··· Given records ···
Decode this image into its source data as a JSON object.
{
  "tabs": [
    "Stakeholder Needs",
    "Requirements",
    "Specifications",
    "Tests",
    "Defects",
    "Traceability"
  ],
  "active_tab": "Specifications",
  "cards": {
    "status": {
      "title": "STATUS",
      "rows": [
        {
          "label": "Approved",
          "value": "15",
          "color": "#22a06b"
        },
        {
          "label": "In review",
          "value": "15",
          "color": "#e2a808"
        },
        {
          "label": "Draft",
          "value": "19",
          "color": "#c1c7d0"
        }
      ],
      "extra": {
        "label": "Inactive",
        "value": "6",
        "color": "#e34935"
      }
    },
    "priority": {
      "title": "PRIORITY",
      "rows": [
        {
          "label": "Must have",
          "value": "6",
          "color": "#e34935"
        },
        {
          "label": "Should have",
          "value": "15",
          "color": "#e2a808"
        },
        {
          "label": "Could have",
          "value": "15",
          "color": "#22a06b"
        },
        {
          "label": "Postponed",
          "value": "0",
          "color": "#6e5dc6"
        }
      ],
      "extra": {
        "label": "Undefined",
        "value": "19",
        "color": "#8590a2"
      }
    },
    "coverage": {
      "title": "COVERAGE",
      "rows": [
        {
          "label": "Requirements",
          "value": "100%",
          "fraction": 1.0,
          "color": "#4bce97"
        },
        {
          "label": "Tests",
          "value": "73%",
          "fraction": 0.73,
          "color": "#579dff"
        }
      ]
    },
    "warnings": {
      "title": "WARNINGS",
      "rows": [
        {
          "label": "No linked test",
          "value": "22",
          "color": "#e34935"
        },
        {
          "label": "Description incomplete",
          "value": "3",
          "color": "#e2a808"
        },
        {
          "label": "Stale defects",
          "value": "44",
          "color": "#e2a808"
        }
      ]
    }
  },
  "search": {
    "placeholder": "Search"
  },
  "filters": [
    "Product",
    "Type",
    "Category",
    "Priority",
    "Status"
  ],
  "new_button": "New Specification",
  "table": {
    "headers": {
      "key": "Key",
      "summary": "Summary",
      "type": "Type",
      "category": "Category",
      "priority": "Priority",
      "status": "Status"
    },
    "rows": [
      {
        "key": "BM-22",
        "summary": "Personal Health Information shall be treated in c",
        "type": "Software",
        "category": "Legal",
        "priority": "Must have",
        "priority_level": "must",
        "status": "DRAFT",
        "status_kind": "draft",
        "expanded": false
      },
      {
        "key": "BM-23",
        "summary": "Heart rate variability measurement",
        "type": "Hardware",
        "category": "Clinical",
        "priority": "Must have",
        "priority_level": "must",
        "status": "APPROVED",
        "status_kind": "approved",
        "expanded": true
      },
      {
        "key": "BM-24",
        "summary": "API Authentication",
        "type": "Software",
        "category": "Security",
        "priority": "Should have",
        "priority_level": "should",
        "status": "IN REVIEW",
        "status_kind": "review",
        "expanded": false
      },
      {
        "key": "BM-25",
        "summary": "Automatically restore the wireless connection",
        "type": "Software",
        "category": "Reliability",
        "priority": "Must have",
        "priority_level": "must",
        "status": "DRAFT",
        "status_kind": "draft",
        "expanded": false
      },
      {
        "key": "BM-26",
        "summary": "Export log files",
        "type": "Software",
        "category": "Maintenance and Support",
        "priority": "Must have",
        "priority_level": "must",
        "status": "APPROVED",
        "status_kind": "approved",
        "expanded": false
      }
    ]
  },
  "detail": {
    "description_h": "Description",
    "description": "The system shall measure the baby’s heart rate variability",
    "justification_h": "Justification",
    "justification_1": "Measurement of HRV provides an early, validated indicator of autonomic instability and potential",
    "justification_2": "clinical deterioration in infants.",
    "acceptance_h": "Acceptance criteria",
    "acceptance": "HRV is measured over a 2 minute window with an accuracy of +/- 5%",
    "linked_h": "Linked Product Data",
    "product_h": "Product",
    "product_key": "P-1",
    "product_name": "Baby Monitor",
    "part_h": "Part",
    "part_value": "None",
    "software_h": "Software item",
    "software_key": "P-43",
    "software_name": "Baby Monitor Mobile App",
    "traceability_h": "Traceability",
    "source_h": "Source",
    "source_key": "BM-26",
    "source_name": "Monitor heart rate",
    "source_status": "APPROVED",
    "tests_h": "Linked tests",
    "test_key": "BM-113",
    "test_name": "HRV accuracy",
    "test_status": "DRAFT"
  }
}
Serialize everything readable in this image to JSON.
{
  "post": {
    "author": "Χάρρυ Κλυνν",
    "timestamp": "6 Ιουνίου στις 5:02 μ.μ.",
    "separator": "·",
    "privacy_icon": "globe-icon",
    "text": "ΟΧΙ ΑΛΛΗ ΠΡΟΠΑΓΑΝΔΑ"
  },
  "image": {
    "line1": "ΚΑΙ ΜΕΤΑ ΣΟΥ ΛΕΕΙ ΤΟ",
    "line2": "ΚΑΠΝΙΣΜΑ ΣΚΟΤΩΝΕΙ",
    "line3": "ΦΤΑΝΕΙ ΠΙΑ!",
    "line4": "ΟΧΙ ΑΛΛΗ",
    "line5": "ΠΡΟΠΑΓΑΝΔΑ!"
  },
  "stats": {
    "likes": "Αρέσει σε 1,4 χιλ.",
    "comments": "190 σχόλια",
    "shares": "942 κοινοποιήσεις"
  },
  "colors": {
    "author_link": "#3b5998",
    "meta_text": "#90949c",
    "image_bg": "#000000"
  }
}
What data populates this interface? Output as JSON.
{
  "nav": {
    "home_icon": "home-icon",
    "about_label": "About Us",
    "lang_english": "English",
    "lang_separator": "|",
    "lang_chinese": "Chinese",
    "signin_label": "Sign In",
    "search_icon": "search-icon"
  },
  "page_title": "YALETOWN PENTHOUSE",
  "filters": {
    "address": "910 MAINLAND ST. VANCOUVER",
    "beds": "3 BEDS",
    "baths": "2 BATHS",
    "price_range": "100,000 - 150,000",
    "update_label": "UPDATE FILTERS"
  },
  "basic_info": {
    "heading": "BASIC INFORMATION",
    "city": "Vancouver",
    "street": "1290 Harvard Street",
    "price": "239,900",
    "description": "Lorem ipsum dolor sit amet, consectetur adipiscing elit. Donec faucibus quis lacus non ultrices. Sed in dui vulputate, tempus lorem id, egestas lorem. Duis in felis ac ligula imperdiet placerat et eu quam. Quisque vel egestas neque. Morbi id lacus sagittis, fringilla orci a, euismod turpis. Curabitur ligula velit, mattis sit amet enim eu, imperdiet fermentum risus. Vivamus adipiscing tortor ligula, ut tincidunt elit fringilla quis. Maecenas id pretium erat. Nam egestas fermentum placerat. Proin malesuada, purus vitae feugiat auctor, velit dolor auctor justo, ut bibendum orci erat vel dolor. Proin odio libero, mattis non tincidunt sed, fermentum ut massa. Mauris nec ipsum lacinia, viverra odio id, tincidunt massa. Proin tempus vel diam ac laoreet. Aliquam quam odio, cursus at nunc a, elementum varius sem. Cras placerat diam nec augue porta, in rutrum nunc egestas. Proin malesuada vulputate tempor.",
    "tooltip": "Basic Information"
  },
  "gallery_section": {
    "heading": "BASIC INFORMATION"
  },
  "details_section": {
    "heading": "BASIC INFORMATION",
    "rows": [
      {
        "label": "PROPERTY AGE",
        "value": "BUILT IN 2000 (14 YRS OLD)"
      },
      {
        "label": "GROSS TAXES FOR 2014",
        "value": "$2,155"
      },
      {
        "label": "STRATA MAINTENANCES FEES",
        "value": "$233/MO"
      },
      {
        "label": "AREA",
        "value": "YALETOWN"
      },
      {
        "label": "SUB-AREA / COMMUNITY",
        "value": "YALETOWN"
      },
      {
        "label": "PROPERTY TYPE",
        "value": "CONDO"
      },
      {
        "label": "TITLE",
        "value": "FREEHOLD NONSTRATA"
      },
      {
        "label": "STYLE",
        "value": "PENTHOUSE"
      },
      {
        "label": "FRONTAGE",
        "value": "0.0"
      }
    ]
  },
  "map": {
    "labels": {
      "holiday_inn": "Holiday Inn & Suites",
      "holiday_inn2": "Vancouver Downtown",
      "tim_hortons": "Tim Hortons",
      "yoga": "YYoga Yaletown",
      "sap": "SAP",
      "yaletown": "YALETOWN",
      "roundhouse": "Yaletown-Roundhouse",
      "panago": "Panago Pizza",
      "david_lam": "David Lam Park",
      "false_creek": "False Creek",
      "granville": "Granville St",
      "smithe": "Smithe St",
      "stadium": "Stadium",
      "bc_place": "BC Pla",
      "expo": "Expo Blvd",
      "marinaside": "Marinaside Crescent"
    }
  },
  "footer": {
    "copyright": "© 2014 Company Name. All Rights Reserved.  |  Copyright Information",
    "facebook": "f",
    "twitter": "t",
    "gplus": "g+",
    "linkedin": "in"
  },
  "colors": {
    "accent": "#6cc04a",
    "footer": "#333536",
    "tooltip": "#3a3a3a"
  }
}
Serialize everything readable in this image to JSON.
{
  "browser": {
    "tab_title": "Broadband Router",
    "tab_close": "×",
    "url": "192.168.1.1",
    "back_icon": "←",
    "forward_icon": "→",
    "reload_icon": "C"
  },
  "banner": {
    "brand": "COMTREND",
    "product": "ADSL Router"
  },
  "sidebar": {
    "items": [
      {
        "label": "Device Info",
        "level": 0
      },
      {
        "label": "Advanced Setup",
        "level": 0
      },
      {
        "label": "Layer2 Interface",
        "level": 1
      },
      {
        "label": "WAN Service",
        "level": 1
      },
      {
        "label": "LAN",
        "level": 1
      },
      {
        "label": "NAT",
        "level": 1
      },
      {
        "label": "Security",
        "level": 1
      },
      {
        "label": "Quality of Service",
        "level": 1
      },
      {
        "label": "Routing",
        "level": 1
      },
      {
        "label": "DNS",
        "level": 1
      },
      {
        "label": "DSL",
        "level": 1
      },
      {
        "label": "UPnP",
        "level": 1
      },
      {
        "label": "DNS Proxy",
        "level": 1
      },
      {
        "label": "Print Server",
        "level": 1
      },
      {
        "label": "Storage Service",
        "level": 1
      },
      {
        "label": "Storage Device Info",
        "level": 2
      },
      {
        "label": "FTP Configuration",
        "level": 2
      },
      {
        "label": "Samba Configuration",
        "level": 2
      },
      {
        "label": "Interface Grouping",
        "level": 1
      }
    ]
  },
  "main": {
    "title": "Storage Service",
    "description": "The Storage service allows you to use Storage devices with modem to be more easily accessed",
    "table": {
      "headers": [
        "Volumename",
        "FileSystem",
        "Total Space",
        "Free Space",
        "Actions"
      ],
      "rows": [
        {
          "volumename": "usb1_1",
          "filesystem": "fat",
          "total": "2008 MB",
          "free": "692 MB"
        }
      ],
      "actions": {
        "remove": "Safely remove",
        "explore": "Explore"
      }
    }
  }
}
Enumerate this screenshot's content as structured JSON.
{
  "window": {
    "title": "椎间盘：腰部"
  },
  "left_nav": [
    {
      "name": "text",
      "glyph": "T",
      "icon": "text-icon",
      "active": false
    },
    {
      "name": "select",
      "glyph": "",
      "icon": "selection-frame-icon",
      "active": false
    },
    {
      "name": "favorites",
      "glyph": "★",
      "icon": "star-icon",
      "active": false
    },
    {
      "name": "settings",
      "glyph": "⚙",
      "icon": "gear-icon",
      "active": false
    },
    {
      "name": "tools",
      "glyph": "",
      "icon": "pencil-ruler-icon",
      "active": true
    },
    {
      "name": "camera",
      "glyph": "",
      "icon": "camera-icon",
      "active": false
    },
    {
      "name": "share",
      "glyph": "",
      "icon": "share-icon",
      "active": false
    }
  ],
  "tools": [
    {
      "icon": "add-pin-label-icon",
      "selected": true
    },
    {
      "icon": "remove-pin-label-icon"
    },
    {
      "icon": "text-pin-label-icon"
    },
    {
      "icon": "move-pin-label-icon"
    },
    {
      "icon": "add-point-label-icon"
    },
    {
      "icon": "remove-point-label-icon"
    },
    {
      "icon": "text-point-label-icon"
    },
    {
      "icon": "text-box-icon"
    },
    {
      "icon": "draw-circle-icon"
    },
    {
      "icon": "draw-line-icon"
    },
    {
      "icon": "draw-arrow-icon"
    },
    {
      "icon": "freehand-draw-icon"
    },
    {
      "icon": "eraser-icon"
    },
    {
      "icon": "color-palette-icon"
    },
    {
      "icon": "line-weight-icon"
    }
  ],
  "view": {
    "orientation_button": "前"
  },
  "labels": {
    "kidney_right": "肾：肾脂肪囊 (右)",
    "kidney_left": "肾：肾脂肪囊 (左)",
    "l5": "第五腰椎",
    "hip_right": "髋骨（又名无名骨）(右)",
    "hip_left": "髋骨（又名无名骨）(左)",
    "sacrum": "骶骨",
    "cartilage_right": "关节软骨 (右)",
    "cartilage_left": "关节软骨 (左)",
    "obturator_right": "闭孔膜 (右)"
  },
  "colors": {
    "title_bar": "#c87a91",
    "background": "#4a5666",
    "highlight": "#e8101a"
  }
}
···
_Exercise requirements_
Search the lines above for the string "variability" and copy each line that has it.

_Correct answer_
        "summary": "Heart rate variability measurement",
    "description": "The system shall measure the baby’s heart rate variability",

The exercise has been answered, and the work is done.